[WORK TO BE COMPLETED] Below are the records; copy each line in them that holds the word "frac".

[DATA]
::::
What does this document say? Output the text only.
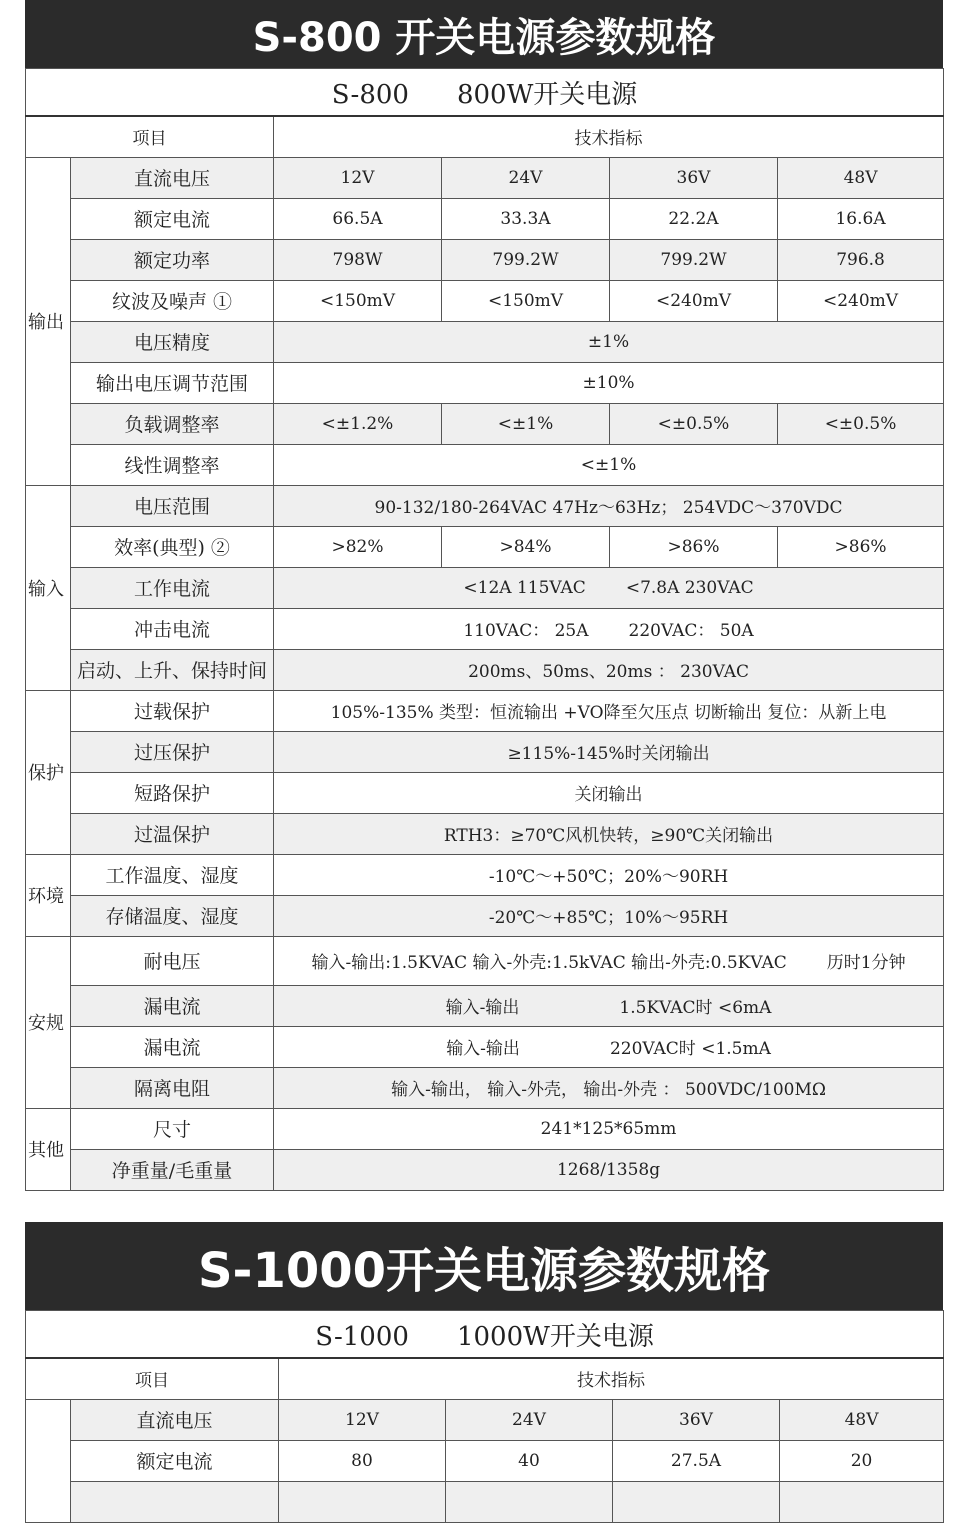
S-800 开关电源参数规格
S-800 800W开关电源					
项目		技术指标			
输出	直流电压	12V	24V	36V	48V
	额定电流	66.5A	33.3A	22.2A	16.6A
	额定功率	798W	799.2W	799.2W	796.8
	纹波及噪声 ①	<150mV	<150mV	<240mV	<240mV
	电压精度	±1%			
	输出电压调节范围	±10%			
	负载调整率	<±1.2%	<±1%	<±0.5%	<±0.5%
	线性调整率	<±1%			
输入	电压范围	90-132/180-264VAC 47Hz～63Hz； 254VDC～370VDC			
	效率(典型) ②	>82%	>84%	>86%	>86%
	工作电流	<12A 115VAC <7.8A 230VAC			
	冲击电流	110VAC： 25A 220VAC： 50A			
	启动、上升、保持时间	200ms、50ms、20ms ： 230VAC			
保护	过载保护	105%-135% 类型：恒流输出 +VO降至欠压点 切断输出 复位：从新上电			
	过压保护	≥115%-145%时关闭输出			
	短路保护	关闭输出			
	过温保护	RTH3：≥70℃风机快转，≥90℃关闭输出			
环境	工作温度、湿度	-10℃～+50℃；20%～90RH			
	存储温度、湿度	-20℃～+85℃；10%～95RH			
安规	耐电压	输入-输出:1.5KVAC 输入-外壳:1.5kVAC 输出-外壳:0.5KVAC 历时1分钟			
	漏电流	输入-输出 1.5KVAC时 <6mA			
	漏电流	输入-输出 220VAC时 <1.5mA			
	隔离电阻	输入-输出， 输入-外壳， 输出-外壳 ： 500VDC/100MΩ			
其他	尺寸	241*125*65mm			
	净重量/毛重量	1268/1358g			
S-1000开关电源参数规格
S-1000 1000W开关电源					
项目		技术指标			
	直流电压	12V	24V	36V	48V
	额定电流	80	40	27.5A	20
::::
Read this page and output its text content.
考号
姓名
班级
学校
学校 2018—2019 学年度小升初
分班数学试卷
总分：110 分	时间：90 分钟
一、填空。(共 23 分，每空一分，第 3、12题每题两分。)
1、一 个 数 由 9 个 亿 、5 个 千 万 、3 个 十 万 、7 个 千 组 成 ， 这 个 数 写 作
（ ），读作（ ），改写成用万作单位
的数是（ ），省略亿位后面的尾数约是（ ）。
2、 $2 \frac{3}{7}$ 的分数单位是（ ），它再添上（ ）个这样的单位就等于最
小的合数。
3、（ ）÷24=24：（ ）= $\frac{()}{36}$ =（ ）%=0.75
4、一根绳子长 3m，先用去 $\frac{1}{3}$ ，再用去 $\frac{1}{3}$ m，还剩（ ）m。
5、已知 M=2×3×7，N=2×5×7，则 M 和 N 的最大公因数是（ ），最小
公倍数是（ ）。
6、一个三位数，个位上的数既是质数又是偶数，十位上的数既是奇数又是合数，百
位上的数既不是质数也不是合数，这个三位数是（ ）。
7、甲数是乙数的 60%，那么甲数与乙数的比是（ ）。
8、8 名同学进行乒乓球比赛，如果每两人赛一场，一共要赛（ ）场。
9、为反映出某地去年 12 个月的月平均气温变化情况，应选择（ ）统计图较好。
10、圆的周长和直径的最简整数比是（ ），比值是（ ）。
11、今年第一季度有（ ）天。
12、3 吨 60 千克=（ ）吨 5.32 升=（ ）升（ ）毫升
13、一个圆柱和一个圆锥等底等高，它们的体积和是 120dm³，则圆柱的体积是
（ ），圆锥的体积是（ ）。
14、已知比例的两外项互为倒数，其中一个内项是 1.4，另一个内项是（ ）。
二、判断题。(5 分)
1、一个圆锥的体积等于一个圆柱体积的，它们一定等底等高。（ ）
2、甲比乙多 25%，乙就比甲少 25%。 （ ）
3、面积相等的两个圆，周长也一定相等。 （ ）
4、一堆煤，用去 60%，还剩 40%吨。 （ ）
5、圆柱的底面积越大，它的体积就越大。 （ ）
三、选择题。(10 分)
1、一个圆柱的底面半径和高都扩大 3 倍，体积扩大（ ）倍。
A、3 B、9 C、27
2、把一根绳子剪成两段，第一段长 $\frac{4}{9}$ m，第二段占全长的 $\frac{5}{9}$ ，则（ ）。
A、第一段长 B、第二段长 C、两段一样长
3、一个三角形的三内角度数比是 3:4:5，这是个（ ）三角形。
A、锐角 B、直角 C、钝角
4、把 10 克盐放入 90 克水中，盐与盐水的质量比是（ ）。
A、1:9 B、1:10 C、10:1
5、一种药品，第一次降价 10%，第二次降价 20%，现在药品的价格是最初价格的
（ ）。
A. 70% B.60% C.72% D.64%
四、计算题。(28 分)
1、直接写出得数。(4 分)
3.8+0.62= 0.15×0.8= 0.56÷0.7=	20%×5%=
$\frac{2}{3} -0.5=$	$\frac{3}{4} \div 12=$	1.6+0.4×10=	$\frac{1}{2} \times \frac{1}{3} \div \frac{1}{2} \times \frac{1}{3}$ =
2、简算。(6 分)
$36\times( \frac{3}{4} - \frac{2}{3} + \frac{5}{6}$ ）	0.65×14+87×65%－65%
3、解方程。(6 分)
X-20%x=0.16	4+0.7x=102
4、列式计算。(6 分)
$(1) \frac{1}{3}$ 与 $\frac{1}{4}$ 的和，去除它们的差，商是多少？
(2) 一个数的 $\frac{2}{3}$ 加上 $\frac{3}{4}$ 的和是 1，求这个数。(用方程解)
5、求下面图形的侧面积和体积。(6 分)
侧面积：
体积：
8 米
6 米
::::
[FULL RESPONSE]
2、 $2 \frac{3}{7}$ 的分数单位是（ ），它再添上（ ）个这样的单位就等于最
3、（ ）÷24=24：（ ）= $\frac{()}{36}$ =（ ）%=0.75
4、一根绳子长 3m，先用去 $\frac{1}{3}$ ，再用去 $\frac{1}{3}$ m，还剩（ ）m。
2、把一根绳子剪成两段，第一段长 $\frac{4}{9}$ m，第二段占全长的 $\frac{5}{9}$ ，则（ ）。
$\frac{2}{3} -0.5=$	$\frac{3}{4} \div 12=$	1.6+0.4×10=	$\frac{1}{2} \times \frac{1}{3} \div \frac{1}{2} \times \frac{1}{3}$ =
$36\times( \frac{3}{4} - \frac{2}{3} + \frac{5}{6}$ ）	0.65×14+87×65%－65%
$(1) \frac{1}{3}$ 与 $\frac{1}{4}$ 的和，去除它们的差，商是多少？
(2) 一个数的 $\frac{2}{3}$ 加上 $\frac{3}{4}$ 的和是 1，求这个数。(用方程解)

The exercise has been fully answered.